§ **Exercise goal**
Without the pictures, copy all the entries below exactly.

[Rows from a figure dataset]
○ ○ ○ ○

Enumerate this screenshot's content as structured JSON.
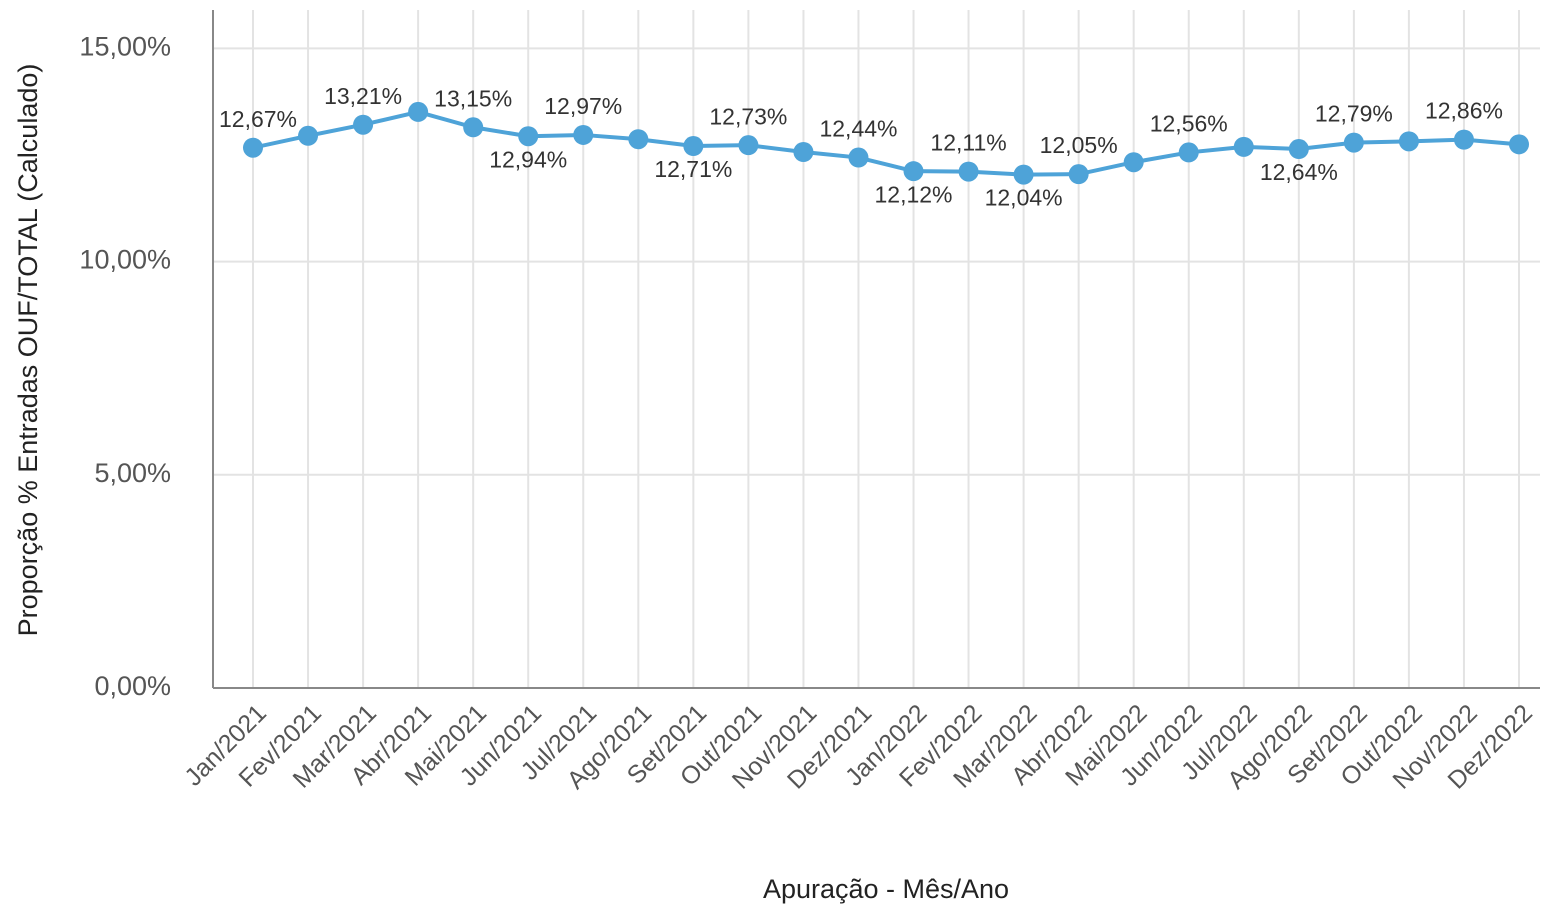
{
  "chart_data": {
    "type": "line",
    "y_label": "Proporção % Entradas OUF/TOTAL (Calculado)",
    "x_label": "Apuração - Mês/Ano",
    "categories": [
      "Jan/2021",
      "Fev/2021",
      "Mar/2021",
      "Abr/2021",
      "Mai/2021",
      "Jun/2021",
      "Jul/2021",
      "Ago/2021",
      "Set/2021",
      "Out/2021",
      "Nov/2021",
      "Dez/2021",
      "Jan/2022",
      "Fev/2022",
      "Mar/2022",
      "Abr/2022",
      "Mai/2022",
      "Jun/2022",
      "Jul/2022",
      "Ago/2022",
      "Set/2022",
      "Out/2022",
      "Nov/2022",
      "Dez/2022"
    ],
    "series": [
      {
        "color": "#4ea3d8",
        "values": [
          12.67,
          12.95,
          13.21,
          13.51,
          13.15,
          12.94,
          12.97,
          12.87,
          12.71,
          12.73,
          12.57,
          12.44,
          12.12,
          12.11,
          12.04,
          12.05,
          12.33,
          12.56,
          12.69,
          12.64,
          12.79,
          12.82,
          12.86,
          12.75
        ],
        "value_labels": [
          "12,67%",
          null,
          "13,21%",
          null,
          "13,15%",
          "12,94%",
          "12,97%",
          null,
          "12,71%",
          "12,73%",
          null,
          "12,44%",
          "12,12%",
          "12,11%",
          "12,04%",
          "12,05%",
          null,
          "12,56%",
          null,
          "12,64%",
          "12,79%",
          null,
          "12,86%",
          null
        ]
      }
    ],
    "ylim": [
      0,
      15.9
    ],
    "yticks": [
      {
        "value": 0,
        "label": "0,00%"
      },
      {
        "value": 5,
        "label": "5,00%"
      },
      {
        "value": 10,
        "label": "10,00%"
      },
      {
        "value": 15,
        "label": "15,00%"
      }
    ],
    "grid": true
  }
}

○ ○ ○ ○

§ **Answer to this exercise**
Enumerate this screenshot's content as structured JSON.
{
  "chart_data": {
    "type": "line",
    "y_label": "Proporção % Entradas OUF/TOTAL (Calculado)",
    "x_label": "Apuração - Mês/Ano",
    "categories": [
      "Jan/2021",
      "Fev/2021",
      "Mar/2021",
      "Abr/2021",
      "Mai/2021",
      "Jun/2021",
      "Jul/2021",
      "Ago/2021",
      "Set/2021",
      "Out/2021",
      "Nov/2021",
      "Dez/2021",
      "Jan/2022",
      "Fev/2022",
      "Mar/2022",
      "Abr/2022",
      "Mai/2022",
      "Jun/2022",
      "Jul/2022",
      "Ago/2022",
      "Set/2022",
      "Out/2022",
      "Nov/2022",
      "Dez/2022"
    ],
    "series": [
      {
        "color": "#4ea3d8",
        "values": [
          12.67,
          12.95,
          13.21,
          13.51,
          13.15,
          12.94,
          12.97,
          12.87,
          12.71,
          12.73,
          12.57,
          12.44,
          12.12,
          12.11,
          12.04,
          12.05,
          12.33,
          12.56,
          12.69,
          12.64,
          12.79,
          12.82,
          12.86,
          12.75
        ],
        "value_labels": [
          "12,67%",
          null,
          "13,21%",
          null,
          "13,15%",
          "12,94%",
          "12,97%",
          null,
          "12,71%",
          "12,73%",
          null,
          "12,44%",
          "12,12%",
          "12,11%",
          "12,04%",
          "12,05%",
          null,
          "12,56%",
          null,
          "12,64%",
          "12,79%",
          null,
          "12,86%",
          null
        ]
      }
    ],
    "ylim": [
      0,
      15.9
    ],
    "yticks": [
      {
        "value": 0,
        "label": "0,00%"
      },
      {
        "value": 5,
        "label": "5,00%"
      },
      {
        "value": 10,
        "label": "10,00%"
      },
      {
        "value": 15,
        "label": "15,00%"
      }
    ],
    "grid": true
  }
}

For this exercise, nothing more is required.